▶ CONSIGNES:
- a) Résumez en deux phrases le texte sur l'islam en banlieue.
- b) Prolongez le texte sur l'islam en banlieue à partir de sa dernière phrase.

Islam des cités vs. islam citoyen
Le mot « islam » appelle souvent le terme « cité ». S’il est largement utilisé par les hommes politiques ou les médias, il recouvre des réalités plus complexes qu'il n'y paraît. Entre ferveur religieuse et dérives, l'islam en banlieue est un enjeu que les pouvoirs publics ont du mal à cerner.
Banlieues et terrorisme : l’amalgame
Le 12 février 2015, le Premier ministre français Manuel Valls s'inquiétait face aux sénateurs « des groupes salafistes qui se retrouvent dans un certain nombre de nos quartiers », insistant « sur l'influence de ces groupes dans la mouvance tchétchène ».
Quatre jours auparavant, six personnes soupçonnées d’appartenir à une filière djihadistes étaient interpellées dans les environs de Toulouse et d’Albi, dans le sud de la France. Dans un entretien accordé au journal La Provence le lendemain, Valls précisait qu’il s’agissait d’une « filière tchétchène d’acheminement en Syrie ».

▶ ENTRÉES LISTÉES:
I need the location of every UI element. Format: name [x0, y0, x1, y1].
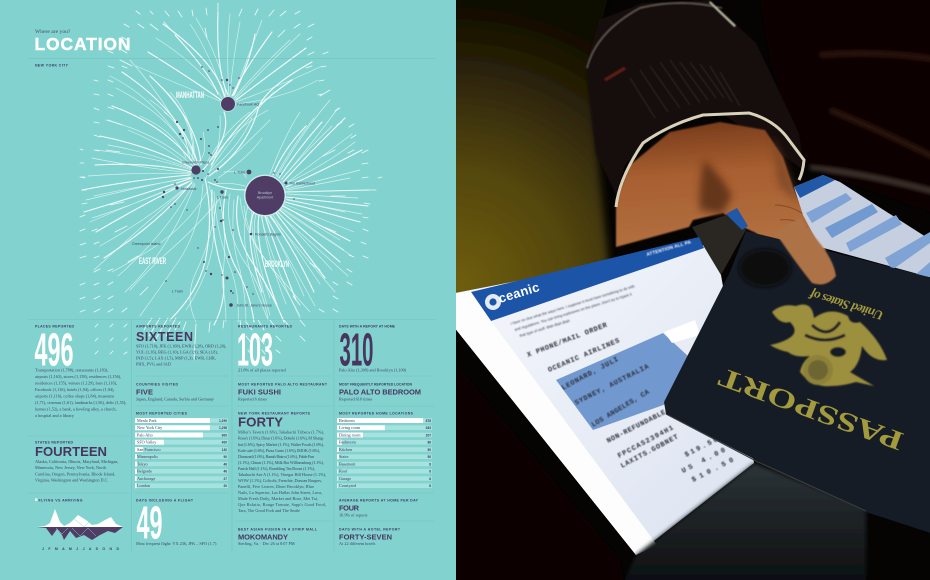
bar chart: most reported cities: 20	[223, 484, 227, 488]
stat: new york restaurants: Nails, La Superior, Las Hallas John Street, Lava,	[238, 490, 322, 496]
stat: countries visited: FIVE	[136, 388, 153, 396]
panel: location infographic	[0, 0, 456, 580]
bar chart: most reported cities: Palo Alto	[137, 432, 153, 438]
stat: airports reported: YUL (1,16), BEG (1,10), LGA (1,9), SEA (1,8),	[136, 350, 218, 356]
stat: best asian fusion: MOKOMANDY	[238, 532, 288, 542]
title block	[34, 29, 130, 68]
bar chart: home locations: Basement	[339, 462, 356, 466]
stat: places reported: PLACES REPORTED	[35, 324, 74, 328]
node: Brooklyn Apartment: Apartment	[257, 196, 273, 200]
stat: most frequent location: MOST FREQUENTLY REPORTED LOCATION	[339, 382, 412, 386]
stat: palo alto restaurant	[238, 382, 328, 402]
stat: new york restaurants: Parish Hall (1.1%), Rambling Tea Room (1.1%),	[238, 466, 315, 472]
stat: days at home: 310	[340, 324, 374, 376]
stat: days including a flight: 49	[136, 496, 162, 548]
stat: palo alto restaurant: FUKI SUSHI	[238, 388, 281, 396]
stat: new york restaurants: Takahachi Ave A (1.1%), Vinegar Hill House (1.1%),	[238, 472, 326, 478]
stat: new york restaurants: NEW YORK RESTAURANT REPORTS	[238, 412, 311, 416]
bar chart: most reported cities: 46	[223, 470, 227, 474]
map place labels: Ronald's Bagels	[255, 232, 281, 236]
panel base colour	[0, 0, 456, 580]
ticket printed text: NON-REFUNDABLE	[606, 409, 667, 446]
flow field map	[80, 3, 382, 360]
stat: average home reports	[339, 498, 419, 518]
stat: days at home: DAYS WITH A REPORT AT HOME	[339, 324, 396, 328]
bar chart: most reported cities: Tokyo	[137, 462, 148, 466]
stat: new york restaurants: Rosa's (1.6%), Dinar (1.6%), Dokebi (1.6%), M Shang-	[238, 436, 325, 442]
stat: restaurants reported: RESTAURANTS REPORTED	[238, 324, 292, 328]
ticket printed text: I have no clue what the ways here. I suppose it must have something to do with	[510, 284, 635, 326]
bar chart: home locations: 86	[427, 441, 431, 445]
stat: days including a flight: DAYS INCLUDING A FLIGHT	[136, 498, 194, 502]
stat: days including a flight	[136, 496, 217, 548]
stat: places reported: homes (1,52), a bank, a bowling alley, a church,	[35, 406, 117, 412]
map place labels: L Train	[172, 290, 183, 294]
bar chart: most reported cities: 400	[222, 441, 227, 445]
bar chart: most reported cities: SFO Valley	[137, 440, 157, 445]
stat: most frequent location: Reported 610 times	[339, 396, 373, 402]
bar chart: most reported cities: 90	[223, 455, 227, 459]
stat: airports reported: SFO (1,710), JFK (1,168), EWR (1,28), ORD (1,20),	[136, 344, 226, 350]
bar chart: most reported cities: San Francisco	[137, 447, 161, 452]
stat: best asian fusion: Sterling, Va. · Dec 26 at 8:07 PM	[238, 541, 295, 547]
bar chart: most reported cities: Menlo Park	[137, 418, 158, 423]
ticket printed text: OCEANIC AIRLINES	[547, 337, 621, 375]
grid rules	[28, 320, 436, 551]
stat: countries visited: Japan, England, Canada, Serbia and Germany	[136, 396, 215, 402]
header rule	[28, 58, 436, 60]
stat: airports reported: IND (1,5), LAX (1,5), MSP (1,3), EWR, LHR,	[136, 356, 216, 362]
passport cover lettering	[714, 286, 907, 457]
stat: most frequent location: PALO ALTO BEDROOM	[339, 388, 421, 396]
passport cover lettering: PASSPORT	[714, 362, 907, 457]
stat: new york restaurants: FORTY	[238, 416, 284, 430]
stat: average home reports: FOUR	[339, 504, 360, 512]
stat: states reported: Minnesota, New Jersey, New York, North	[35, 465, 107, 471]
stat: new york restaurants: Que Rolaito, Rouge Tomate, Sapp's Good Food,	[238, 502, 326, 508]
node: Brooklyn Apartment: Brooklyn	[258, 191, 272, 195]
wall background	[456, 0, 612, 293]
bar chart: home locations: 878	[426, 419, 431, 423]
ticket printed text: that type of stuff. Blah Blah Blah	[519, 319, 570, 338]
map area labels	[139, 90, 289, 269]
bar chart: home locations: Garage	[339, 476, 351, 481]
bar chart: home locations: Roof	[339, 469, 348, 474]
bar chart: most reported cities: Anchorage	[137, 476, 156, 481]
stat: airports reported: SIXTEEN	[136, 330, 193, 344]
bar chart: home locations: Kitchen	[339, 447, 353, 452]
title: LOCATION	[34, 34, 130, 54]
stat: states reported: STATES REPORTED	[35, 440, 73, 444]
panel: location infographic: BROOKLYN	[265, 259, 289, 269]
map place labels: Greenpoint Island	[132, 242, 160, 246]
stat: countries visited: COUNTRIES VISITED	[136, 382, 178, 386]
bar chart: most reported cities: MOST REPORTED CITIES	[136, 412, 188, 416]
map area labels: EAST RIVER	[139, 256, 166, 266]
hand	[615, 121, 828, 251]
bar chart: home locations	[337, 412, 432, 488]
map place labels	[132, 170, 315, 308]
bar chart: home locations: 8	[429, 484, 431, 488]
map place labels: L Train	[234, 170, 245, 174]
airline logo: ceanic	[496, 279, 541, 306]
ticket printed text: FPCCAS2394H1	[617, 424, 675, 461]
sleeve	[586, 0, 804, 195]
stat: palo alto restaurant: Reported 6 times	[238, 396, 267, 402]
small place dots	[162, 66, 295, 307]
bar chart: most reported cities: 46	[223, 462, 227, 466]
ticket printed text: ATTENTION ALL PA	[646, 239, 692, 257]
bar chart: home locations: Living room	[339, 425, 361, 430]
bar chart: home locations: 8	[429, 477, 431, 481]
stat: states reported: Virginia, Washington and Washington D.C.	[35, 478, 109, 484]
stat: places reported: Transportation (1,788), restaurants (1,183),	[35, 368, 108, 374]
stat: new york restaurants: Tara, The Good Fork and The Smile	[238, 508, 300, 514]
passport	[664, 231, 930, 536]
airline logo	[485, 284, 540, 310]
bar chart: most reported cities: Minneapolis	[137, 454, 158, 459]
photo: hand holding boarding pass and passport	[440, 0, 930, 580]
bar chart: home locations: Dining room	[339, 432, 361, 438]
bar chart: most reported cities: 900	[222, 434, 227, 438]
stat: hotel report days	[339, 528, 401, 546]
lower left shadow	[622, 578, 624, 580]
dark jacket body	[808, 48, 930, 196]
bar chart: home locations: 363	[426, 426, 431, 430]
chart: flying vs arriving: J F M A M J J A S O N D	[42, 547, 119, 551]
node: Brooklyn Apartment	[244, 174, 286, 216]
map nodes	[132, 66, 315, 308]
stat: hotel report days: DAYS WITH A HOTEL REPORT	[339, 528, 401, 532]
stat: new york restaurants: Kofe cafe (1.6%), Pizza Gusto (1.6%), IMOK (1.6%),	[238, 448, 320, 454]
ticket printed text: LOS ANGELES, CA	[590, 388, 652, 430]
ticket printed text: US 4.00	[681, 447, 727, 476]
stat: places reported: Facebook (1,116), hotels (1,94), offices (1,94),	[35, 387, 114, 393]
floor behind ticket	[620, 463, 866, 580]
stat: best asian fusion: BEST ASIAN FUSION IN A STRIP MALL	[238, 528, 318, 532]
ticket printed text: $10.50	[691, 457, 735, 485]
stat: places reported: residences (1,155), venues (1,129), bars (1,116),	[35, 380, 117, 386]
boarding pass	[450, 237, 754, 555]
stat: countries visited	[136, 382, 215, 402]
stat: restaurants reported: 103	[237, 324, 273, 376]
bar chart: most reported cities: 130	[222, 448, 227, 452]
bar chart: most reported cities: 1,299	[219, 419, 227, 423]
bar chart: home locations: 8	[429, 470, 431, 474]
city label: NEW YORK CITY	[35, 64, 69, 68]
node: Facebook HQ	[220, 96, 259, 112]
stat: most frequent location	[339, 382, 421, 402]
bar chart: home locations: 50	[427, 448, 431, 452]
stat: new york restaurants: WOW (1.1%), Colicchi, Frenchie, Duncan Burgers,	[238, 478, 322, 484]
bar chart: most reported cities: 27	[223, 477, 227, 481]
map area labels: MANHATTAN	[176, 90, 204, 100]
stat: hotel report days: At 22 different hotels	[339, 541, 376, 546]
map place labels: Notebook	[181, 187, 197, 191]
bar chart: most reported cities: New York City	[137, 425, 163, 430]
stat: states reported	[35, 440, 118, 484]
stat: days including a flight: Most frequent flight: VX 236, JFK – SFO (1.7)	[136, 541, 217, 547]
passport eagle emblem	[770, 304, 887, 386]
stat: average home reports: AVERAGE REPORTS AT HOME PER DAY	[339, 498, 419, 502]
stat: new york restaurants: hai (1.6%), Spicy Market (1.1%), Walter Foods (1.6%),	[238, 442, 324, 448]
bar chart: most reported cities	[135, 412, 228, 488]
bar chart: home locations: Bedroom	[339, 418, 355, 423]
stat: places reported: airports (1,163), stores (1,158), residences (1,156),	[35, 374, 121, 380]
map place labels: The Barberhood	[289, 182, 315, 186]
stat: days at home: Palo Alto (1,309) and Brooklyn (1,100)	[339, 368, 407, 374]
passport cover lettering: United States of	[806, 286, 885, 323]
ticket printed text: LEONARD, JULI	[561, 356, 620, 393]
node: Facebook HQ: Facebook HQ	[237, 102, 259, 106]
stat: places reported: a hospital and a library	[35, 413, 75, 418]
ticket printed text: SYDNEY, AUSTRALIA	[574, 363, 651, 408]
stat: restaurants reported: 21.8% of all places reported	[238, 368, 287, 372]
ticket printed text	[510, 239, 735, 485]
stat: new york restaurants	[238, 412, 326, 514]
stat: states reported: Carolina, Oregon, Pennsylvania, Rhode Island,	[35, 472, 115, 478]
map place labels: L Train	[217, 196, 228, 200]
bar chart: home locations: Stairs	[339, 454, 349, 459]
bar chart: most reported cities: London	[137, 483, 151, 488]
ticket printed text: and regulations. You can bring explosives on the plane. Don't try to hijack it	[514, 292, 632, 332]
second ticket	[794, 175, 930, 280]
stat: states reported: FOURTEEN	[35, 445, 107, 459]
bar chart: home locations: MOST REPORTED HOME LOCATIONS	[339, 412, 414, 416]
chart: flying vs arriving	[35, 498, 123, 551]
ticket printed text: $19.50	[684, 436, 719, 460]
bar chart: home locations: 50	[427, 455, 431, 459]
stat: airports reported: AIRPORTS REPORTED	[136, 324, 180, 328]
stat: new york restaurants: Miller's Tavern (1.6%), Takahachi Tribeca (1.7%),	[238, 430, 324, 436]
map place labels: John St. Jane's House	[236, 304, 272, 308]
shirt cuff	[616, 113, 804, 207]
stat: hotel report days: FORTY-SEVEN	[339, 532, 392, 542]
stat: new york restaurants: Diamond (1.6%), Banah Bistro (1.6%), Pable Pan	[238, 454, 315, 460]
stat: new york restaurants: Panelli, Five Leaves, Diner Brooklyn, Blue	[238, 484, 314, 490]
ticket underside	[692, 213, 746, 275]
node: Greenwich Plaza	[182, 160, 209, 175]
bar chart: home locations: Bathroom	[339, 440, 356, 445]
title kicker: Where are you?	[35, 29, 71, 35]
finger over passport	[775, 218, 836, 284]
stat: places reported: 496	[34, 324, 74, 376]
stat: airports reported	[136, 324, 226, 368]
bar chart: home locations: 8	[429, 462, 431, 466]
stat: new york restaurants: Made Fresh Daily, Market and Rose, Mei Tai,	[238, 496, 318, 502]
chart: flying vs arriving: FLYING VS ARRIVING	[38, 498, 83, 502]
bar chart: home locations: Courtyard	[339, 483, 357, 488]
bar chart: most reported cities: 1,298	[219, 426, 227, 430]
stat: airports reported: PHX, PVG and IAD	[136, 362, 171, 368]
ticket printed text: LAXITS.GOBNET	[620, 434, 680, 471]
stat: states reported: Alaska, California, Illinois, Maryland, Michigan,	[35, 459, 118, 465]
stat: places reported: airports (1,116), coffee shops (1,84), museums	[35, 394, 115, 400]
bar chart: most reported cities: Belgrade	[137, 469, 152, 474]
stat: average home reports: 16.9% of reports	[339, 512, 368, 518]
stat: best asian fusion	[238, 528, 318, 547]
stat: places reported: (1,71), cinemas (1,61), landmarks (1,56), delis (1,55),	[35, 400, 126, 406]
stat: palo alto restaurant: MOST REPORTED PALO ALTO RESTAURANT	[238, 382, 328, 386]
bar chart: home locations: 207	[426, 434, 431, 438]
stat: new york restaurants: (1.1%), Chinar (1.1%), Milk Bar Williamsburg (1.1%),	[238, 460, 324, 466]
ticket printed text: X PHONE/MAIL ORDER	[526, 322, 609, 360]
node: Greenwich Plaza: Greenwich Plaza	[182, 160, 209, 164]
stat: places reported	[34, 324, 126, 418]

▶ RÉPONSES:
- a) Souvent associé au mot « cité » par les hommes politiques et les médias, le mot « islam » recouvre en banlieue des réalités plus complexes qu'il n'y paraît, que les pouvoirs publics ont du mal à cerner. Le 12 février 2015, Manuel Valls s'est inquiété devant les sénateurs de groupes salafistes présents dans certains quartiers, quatre jours après l'interpellation près de Toulouse et d'Albi de six personnes soupçonnées d'appartenir à une filière djihadiste qu'il a ensuite qualifiée de « filière tchétchène d'acheminement en Syrie ».

- b)
De son côté, Nicolas Sarkozy, président du principal parti d’opposition, l'UMP (Union pour un mouvement populaire), déplorait sur la radio RTL le 12 janvier la façon dont « l'immigration complique les choses » en matière de terrorisme, pointant « la difficulté d'intégration » et « le communautarisme » qui en découle.
Le président du Conseil représentatif des institutions juives de France (CRIF), Roger Cukierman, allait encore plus loin en déclarant le 23 février sur la radio Europe 1 que « toutes les violences sont commises par des jeunes musulmans ».
Des propos, dans le sillage de ceux de Valls, qui laissent entendre des liens présumés entre l'islam, les cités et le terrorisme.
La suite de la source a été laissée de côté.